_Collected data_
==*==

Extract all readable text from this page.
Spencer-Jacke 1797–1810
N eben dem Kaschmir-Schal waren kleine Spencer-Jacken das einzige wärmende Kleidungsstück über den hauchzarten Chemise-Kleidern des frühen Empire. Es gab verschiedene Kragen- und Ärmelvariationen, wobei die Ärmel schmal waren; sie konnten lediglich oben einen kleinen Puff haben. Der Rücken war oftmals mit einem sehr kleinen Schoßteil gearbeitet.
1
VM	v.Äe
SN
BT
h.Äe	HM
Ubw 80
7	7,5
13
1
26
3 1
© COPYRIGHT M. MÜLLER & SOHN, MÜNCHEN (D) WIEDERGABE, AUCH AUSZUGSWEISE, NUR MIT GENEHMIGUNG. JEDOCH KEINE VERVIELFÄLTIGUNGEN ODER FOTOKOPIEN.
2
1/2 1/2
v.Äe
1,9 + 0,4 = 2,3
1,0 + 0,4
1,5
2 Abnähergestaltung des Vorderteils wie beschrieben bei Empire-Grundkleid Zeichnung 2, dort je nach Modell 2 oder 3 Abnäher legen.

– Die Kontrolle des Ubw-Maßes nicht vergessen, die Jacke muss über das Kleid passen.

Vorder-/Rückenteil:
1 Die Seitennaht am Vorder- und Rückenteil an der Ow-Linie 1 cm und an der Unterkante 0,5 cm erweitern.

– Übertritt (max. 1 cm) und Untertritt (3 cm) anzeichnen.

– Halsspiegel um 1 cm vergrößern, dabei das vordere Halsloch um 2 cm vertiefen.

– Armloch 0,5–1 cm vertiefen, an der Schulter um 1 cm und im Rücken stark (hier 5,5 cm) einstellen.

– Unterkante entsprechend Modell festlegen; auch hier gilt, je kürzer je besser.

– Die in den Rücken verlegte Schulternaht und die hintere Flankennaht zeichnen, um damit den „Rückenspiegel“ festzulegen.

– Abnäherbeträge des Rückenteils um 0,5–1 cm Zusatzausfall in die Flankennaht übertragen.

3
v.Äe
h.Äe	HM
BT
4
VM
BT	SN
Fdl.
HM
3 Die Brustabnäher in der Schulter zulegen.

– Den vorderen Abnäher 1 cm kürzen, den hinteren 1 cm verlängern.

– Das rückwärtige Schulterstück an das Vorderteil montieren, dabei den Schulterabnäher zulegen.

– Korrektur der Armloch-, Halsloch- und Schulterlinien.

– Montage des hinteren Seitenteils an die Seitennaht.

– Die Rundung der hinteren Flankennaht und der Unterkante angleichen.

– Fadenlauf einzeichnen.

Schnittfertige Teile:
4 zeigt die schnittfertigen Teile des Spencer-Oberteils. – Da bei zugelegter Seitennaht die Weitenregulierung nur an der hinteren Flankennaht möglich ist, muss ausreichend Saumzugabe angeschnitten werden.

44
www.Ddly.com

==*==

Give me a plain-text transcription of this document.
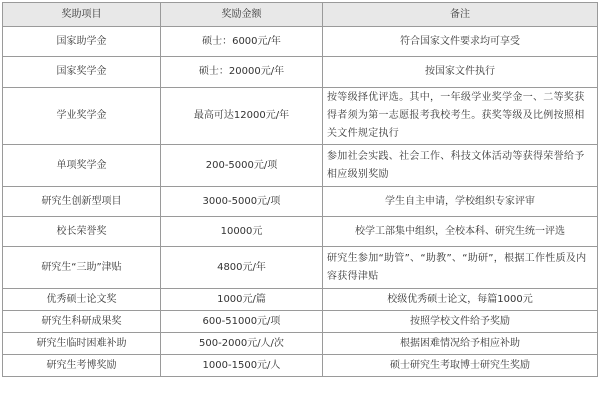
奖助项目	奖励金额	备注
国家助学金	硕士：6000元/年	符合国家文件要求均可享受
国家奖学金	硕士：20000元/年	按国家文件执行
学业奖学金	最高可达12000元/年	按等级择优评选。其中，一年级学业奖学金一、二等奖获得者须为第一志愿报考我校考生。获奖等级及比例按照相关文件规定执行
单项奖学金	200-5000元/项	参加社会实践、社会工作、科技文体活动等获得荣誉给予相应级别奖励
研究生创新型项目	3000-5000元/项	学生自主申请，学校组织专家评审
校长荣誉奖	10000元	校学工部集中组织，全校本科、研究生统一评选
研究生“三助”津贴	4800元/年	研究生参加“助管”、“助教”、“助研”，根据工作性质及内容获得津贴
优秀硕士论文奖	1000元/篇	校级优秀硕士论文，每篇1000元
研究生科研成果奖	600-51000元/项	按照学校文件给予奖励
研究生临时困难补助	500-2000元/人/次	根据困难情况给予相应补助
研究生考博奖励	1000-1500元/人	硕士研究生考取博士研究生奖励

==*==

_Written exercise_
Go through the preceding material and copy each line that has the word "Modell".

_Task response_
2 Abnähergestaltung des Vorderteils wie beschrieben bei Empire-Grundkleid Zeichnung 2, dort je nach Modell 2 oder 3 Abnäher legen.
– Unterkante entsprechend Modell festlegen; auch hier gilt, je kürzer je besser.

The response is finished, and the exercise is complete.